#### Task inputs ####

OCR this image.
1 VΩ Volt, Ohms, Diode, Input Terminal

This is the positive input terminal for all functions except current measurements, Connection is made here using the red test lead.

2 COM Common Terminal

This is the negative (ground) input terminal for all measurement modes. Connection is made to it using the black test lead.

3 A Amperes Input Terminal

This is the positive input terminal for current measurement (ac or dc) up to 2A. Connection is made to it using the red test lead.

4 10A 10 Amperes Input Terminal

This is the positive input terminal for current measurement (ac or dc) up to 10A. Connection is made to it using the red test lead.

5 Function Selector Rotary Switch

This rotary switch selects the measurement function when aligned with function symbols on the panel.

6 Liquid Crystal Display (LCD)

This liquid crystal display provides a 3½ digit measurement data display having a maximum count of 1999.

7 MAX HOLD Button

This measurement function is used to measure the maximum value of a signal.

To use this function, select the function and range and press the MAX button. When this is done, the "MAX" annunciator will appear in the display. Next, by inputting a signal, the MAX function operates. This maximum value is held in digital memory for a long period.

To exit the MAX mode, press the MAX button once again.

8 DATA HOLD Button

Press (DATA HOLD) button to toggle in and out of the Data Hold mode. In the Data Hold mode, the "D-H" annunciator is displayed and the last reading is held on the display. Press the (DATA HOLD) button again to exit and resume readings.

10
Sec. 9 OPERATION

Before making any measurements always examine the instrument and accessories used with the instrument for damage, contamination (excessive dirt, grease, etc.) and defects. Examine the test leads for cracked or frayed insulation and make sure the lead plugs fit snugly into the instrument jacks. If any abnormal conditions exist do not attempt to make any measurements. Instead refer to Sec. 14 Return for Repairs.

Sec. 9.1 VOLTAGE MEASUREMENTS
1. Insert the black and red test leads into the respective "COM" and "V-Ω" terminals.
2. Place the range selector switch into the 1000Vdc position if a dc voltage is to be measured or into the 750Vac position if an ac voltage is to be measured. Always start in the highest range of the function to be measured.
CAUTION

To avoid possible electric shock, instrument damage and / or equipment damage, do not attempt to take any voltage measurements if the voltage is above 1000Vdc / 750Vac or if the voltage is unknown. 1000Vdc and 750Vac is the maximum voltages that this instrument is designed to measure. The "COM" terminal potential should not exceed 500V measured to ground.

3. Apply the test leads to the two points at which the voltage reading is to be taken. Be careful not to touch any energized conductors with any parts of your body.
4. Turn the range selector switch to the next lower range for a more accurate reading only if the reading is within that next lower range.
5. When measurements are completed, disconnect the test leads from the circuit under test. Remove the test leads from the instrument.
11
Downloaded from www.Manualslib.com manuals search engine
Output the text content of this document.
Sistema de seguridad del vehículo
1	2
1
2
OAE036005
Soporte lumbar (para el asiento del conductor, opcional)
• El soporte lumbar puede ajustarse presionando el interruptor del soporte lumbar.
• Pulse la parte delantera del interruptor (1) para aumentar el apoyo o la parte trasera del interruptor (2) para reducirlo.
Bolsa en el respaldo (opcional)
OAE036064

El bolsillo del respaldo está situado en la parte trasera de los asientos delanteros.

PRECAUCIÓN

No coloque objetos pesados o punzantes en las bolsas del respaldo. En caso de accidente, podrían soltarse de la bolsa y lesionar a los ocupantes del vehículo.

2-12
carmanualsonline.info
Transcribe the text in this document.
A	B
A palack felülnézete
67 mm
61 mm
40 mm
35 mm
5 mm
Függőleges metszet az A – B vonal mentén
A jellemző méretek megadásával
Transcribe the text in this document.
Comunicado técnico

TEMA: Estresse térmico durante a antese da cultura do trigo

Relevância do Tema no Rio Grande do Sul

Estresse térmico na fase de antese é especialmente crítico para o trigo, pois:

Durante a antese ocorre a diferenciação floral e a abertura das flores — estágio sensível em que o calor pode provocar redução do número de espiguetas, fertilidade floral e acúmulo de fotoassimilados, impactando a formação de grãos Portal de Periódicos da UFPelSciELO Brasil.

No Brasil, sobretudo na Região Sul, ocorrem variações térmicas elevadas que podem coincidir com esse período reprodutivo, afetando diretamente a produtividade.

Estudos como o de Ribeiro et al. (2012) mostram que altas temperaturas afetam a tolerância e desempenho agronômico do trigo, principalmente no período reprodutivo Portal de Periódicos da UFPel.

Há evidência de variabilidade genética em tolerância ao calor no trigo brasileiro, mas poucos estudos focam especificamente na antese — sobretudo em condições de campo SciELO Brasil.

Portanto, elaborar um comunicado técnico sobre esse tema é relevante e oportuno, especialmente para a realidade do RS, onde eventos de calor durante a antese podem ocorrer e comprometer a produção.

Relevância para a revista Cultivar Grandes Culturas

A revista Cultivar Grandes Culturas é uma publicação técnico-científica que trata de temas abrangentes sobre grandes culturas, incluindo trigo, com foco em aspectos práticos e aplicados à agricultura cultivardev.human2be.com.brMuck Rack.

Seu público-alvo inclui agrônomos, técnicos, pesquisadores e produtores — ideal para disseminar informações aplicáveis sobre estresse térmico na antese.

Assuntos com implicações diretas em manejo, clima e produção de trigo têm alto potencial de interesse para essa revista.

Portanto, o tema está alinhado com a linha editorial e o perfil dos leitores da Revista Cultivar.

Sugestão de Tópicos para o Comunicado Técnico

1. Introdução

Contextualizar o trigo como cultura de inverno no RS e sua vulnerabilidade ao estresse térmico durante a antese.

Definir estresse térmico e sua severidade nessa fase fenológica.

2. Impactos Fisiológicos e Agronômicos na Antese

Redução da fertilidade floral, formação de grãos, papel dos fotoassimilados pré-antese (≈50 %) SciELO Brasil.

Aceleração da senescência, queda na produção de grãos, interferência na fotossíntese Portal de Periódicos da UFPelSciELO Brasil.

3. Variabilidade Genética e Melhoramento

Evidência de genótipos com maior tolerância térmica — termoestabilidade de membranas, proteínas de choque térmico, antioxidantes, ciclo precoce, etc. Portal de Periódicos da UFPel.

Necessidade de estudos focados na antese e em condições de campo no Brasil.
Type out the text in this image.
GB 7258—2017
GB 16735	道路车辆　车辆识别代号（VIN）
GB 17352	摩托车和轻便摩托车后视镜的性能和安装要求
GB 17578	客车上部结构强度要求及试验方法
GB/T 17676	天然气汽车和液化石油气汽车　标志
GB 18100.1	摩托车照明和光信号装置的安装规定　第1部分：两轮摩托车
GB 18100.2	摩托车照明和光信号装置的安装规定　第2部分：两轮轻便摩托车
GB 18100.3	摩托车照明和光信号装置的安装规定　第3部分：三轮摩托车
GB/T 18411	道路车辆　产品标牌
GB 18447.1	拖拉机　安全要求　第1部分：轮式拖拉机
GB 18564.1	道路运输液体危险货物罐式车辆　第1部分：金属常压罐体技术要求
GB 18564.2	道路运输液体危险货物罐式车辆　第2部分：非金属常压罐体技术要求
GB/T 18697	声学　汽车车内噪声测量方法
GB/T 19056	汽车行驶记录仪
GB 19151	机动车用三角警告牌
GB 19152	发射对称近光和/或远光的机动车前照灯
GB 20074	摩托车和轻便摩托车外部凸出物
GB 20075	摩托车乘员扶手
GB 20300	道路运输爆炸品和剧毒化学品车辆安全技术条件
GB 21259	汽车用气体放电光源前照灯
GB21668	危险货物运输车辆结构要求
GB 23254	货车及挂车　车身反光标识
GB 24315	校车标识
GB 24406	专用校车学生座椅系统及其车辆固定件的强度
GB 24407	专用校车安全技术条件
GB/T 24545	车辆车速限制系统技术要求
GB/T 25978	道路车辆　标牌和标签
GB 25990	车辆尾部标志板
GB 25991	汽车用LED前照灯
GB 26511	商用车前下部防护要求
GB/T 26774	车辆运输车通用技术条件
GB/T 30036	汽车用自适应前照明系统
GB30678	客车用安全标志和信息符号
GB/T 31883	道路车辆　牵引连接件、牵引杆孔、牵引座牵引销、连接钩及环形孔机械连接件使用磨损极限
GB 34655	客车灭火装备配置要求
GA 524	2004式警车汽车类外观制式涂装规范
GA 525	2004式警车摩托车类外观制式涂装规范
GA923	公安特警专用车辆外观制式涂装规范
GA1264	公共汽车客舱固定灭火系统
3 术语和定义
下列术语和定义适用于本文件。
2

####

◆ Challenge:
Exact repetition is required for the lines from the one that contains "Type out the text in this image." through the final line; leave out everything else.

◆ Finished task:
Type out the text in this image.
GB 7258—2017
GB 16735	道路车辆　车辆识别代号（VIN）
GB 17352	摩托车和轻便摩托车后视镜的性能和安装要求
GB 17578	客车上部结构强度要求及试验方法
GB/T 17676	天然气汽车和液化石油气汽车　标志
GB 18100.1	摩托车照明和光信号装置的安装规定　第1部分：两轮摩托车
GB 18100.2	摩托车照明和光信号装置的安装规定　第2部分：两轮轻便摩托车
GB 18100.3	摩托车照明和光信号装置的安装规定　第3部分：三轮摩托车
GB/T 18411	道路车辆　产品标牌
GB 18447.1	拖拉机　安全要求　第1部分：轮式拖拉机
GB 18564.1	道路运输液体危险货物罐式车辆　第1部分：金属常压罐体技术要求
GB 18564.2	道路运输液体危险货物罐式车辆　第2部分：非金属常压罐体技术要求
GB/T 18697	声学　汽车车内噪声测量方法
GB/T 19056	汽车行驶记录仪
GB 19151	机动车用三角警告牌
GB 19152	发射对称近光和/或远光的机动车前照灯
GB 20074	摩托车和轻便摩托车外部凸出物
GB 20075	摩托车乘员扶手
GB 20300	道路运输爆炸品和剧毒化学品车辆安全技术条件
GB 21259	汽车用气体放电光源前照灯
GB21668	危险货物运输车辆结构要求
GB 23254	货车及挂车　车身反光标识
GB 24315	校车标识
GB 24406	专用校车学生座椅系统及其车辆固定件的强度
GB 24407	专用校车安全技术条件
GB/T 24545	车辆车速限制系统技术要求
GB/T 25978	道路车辆　标牌和标签
GB 25990	车辆尾部标志板
GB 25991	汽车用LED前照灯
GB 26511	商用车前下部防护要求
GB/T 26774	车辆运输车通用技术条件
GB/T 30036	汽车用自适应前照明系统
GB30678	客车用安全标志和信息符号
GB/T 31883	道路车辆　牵引连接件、牵引杆孔、牵引座牵引销、连接钩及环形孔机械连接件使用磨损极限
GB 34655	客车灭火装备配置要求
GA 524	2004式警车汽车类外观制式涂装规范
GA 525	2004式警车摩托车类外观制式涂装规范
GA923	公安特警专用车辆外观制式涂装规范
GA1264	公共汽车客舱固定灭火系统
3 术语和定义
下列术语和定义适用于本文件。
2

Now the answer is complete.